Search the records for the word "steel" and report each line that has it.

Start of GIVEN DATA

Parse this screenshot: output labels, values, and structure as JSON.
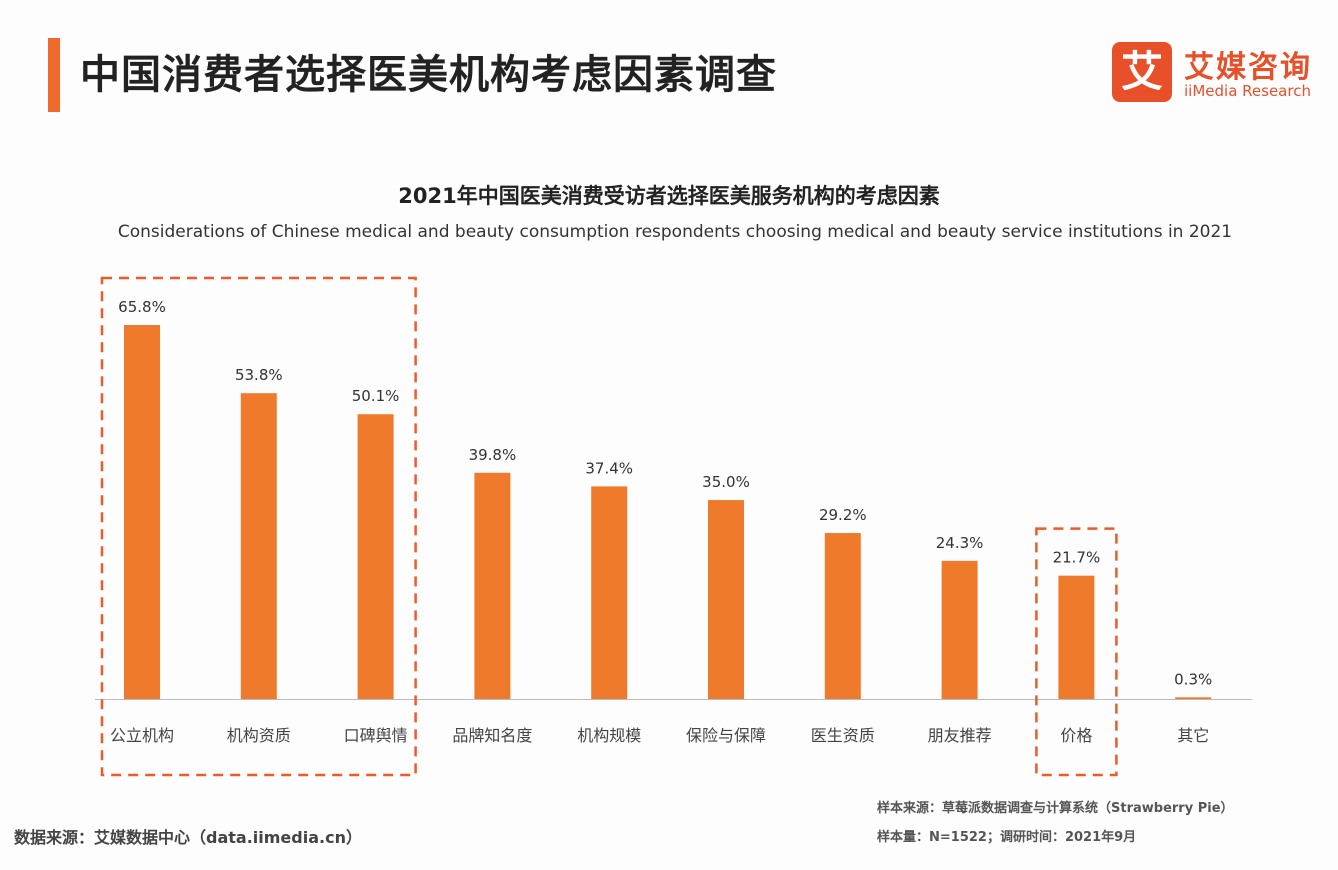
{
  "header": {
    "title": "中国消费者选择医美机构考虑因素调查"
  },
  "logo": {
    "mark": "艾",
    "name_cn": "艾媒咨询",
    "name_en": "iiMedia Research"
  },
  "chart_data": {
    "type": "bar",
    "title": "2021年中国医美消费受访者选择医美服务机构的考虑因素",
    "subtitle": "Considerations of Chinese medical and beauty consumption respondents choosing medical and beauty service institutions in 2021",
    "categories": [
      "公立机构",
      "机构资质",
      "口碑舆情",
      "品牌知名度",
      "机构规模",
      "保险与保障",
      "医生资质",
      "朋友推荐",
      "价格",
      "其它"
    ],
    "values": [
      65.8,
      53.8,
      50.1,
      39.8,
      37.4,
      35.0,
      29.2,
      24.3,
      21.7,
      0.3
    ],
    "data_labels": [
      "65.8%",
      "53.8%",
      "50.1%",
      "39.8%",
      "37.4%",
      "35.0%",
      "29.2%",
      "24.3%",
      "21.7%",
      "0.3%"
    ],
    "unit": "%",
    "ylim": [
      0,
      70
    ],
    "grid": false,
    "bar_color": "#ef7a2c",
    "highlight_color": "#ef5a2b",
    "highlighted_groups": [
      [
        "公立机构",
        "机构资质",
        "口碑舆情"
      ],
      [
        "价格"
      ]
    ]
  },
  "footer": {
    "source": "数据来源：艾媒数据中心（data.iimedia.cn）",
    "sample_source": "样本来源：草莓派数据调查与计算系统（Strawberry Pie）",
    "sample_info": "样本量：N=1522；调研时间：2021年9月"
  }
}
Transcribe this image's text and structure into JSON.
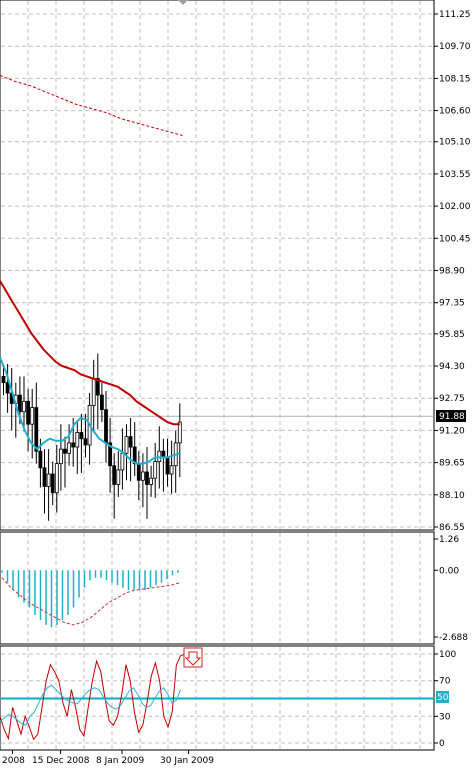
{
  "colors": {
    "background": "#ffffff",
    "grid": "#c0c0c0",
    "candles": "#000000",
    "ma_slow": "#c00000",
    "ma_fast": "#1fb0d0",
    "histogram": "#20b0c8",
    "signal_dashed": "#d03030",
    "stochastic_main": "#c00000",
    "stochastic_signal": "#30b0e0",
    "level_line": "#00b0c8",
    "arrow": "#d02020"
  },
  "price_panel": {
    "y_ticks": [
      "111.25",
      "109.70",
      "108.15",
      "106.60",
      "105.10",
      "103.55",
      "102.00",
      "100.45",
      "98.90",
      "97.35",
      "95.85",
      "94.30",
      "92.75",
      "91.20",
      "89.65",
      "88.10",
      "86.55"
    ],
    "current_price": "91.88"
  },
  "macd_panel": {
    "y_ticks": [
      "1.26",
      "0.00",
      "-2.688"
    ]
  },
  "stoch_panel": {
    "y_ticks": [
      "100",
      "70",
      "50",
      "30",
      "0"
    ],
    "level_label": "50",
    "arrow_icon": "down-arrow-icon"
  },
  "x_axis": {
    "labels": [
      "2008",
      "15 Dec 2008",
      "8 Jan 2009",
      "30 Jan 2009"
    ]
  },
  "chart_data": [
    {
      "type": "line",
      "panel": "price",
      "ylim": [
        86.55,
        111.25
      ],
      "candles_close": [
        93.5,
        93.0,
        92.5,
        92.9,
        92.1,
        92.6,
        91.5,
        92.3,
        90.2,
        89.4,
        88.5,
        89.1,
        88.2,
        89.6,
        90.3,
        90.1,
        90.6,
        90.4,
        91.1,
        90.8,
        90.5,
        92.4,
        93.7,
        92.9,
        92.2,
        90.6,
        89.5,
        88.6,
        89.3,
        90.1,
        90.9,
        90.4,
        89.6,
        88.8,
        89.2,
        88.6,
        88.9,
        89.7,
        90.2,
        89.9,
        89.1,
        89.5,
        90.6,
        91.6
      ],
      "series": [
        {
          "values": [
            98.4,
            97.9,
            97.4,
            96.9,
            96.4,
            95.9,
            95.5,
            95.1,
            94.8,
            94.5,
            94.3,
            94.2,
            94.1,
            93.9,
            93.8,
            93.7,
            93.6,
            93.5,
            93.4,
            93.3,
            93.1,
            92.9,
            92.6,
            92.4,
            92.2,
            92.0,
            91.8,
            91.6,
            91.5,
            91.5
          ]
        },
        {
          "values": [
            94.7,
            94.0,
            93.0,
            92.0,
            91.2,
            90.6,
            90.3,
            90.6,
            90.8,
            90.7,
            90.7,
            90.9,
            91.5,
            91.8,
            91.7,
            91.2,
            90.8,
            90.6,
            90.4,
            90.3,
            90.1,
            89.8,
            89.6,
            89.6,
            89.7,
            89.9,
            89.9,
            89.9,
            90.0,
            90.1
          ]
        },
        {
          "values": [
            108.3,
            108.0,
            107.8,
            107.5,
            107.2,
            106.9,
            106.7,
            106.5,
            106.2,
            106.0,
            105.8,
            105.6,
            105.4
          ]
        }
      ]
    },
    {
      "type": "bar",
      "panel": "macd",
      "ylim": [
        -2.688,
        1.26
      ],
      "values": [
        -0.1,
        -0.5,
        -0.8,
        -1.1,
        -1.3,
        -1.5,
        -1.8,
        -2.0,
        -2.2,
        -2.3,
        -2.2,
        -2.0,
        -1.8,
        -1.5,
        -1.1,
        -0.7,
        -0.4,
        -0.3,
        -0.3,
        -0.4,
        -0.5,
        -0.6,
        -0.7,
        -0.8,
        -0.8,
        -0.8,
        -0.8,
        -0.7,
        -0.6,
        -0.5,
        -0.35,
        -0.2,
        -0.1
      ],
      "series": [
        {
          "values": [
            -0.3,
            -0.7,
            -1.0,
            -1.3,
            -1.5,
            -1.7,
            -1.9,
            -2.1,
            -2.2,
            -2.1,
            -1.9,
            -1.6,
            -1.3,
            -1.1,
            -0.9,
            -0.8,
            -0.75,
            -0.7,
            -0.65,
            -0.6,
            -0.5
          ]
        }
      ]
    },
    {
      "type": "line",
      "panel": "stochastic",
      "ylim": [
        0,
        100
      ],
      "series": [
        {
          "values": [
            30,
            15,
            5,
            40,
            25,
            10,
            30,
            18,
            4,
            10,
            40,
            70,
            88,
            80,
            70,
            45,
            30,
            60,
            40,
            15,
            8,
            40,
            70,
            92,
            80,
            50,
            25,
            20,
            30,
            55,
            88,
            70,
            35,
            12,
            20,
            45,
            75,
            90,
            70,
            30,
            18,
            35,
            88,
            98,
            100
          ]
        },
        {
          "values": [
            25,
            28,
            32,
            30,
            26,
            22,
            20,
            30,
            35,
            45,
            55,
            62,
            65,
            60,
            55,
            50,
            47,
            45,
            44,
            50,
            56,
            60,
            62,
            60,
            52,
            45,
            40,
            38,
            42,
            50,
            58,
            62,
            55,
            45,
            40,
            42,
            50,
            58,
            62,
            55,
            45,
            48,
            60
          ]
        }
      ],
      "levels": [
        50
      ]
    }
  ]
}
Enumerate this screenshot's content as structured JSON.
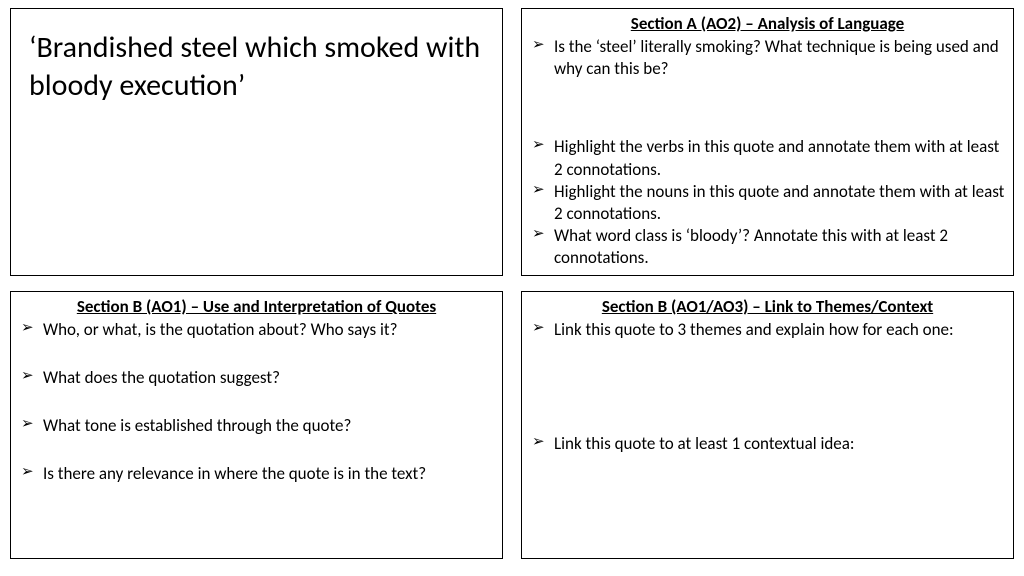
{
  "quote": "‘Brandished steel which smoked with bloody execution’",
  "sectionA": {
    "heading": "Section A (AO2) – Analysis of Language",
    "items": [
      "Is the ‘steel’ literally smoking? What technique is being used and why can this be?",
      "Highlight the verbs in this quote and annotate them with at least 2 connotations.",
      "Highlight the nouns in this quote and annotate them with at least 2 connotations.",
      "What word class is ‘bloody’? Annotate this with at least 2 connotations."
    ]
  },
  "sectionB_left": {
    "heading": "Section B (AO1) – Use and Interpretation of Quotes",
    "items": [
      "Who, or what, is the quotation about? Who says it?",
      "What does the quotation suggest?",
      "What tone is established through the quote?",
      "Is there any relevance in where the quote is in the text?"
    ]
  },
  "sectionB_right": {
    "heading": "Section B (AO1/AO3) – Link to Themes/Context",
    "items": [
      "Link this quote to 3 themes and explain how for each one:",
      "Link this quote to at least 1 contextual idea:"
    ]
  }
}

End of GIVEN DATA

_TASK OUTPUT_.
  "quote": "‘Brandished steel which smoked with bloody execution’",
      "Is the ‘steel’ literally smoking? What technique is being used and why can this be?",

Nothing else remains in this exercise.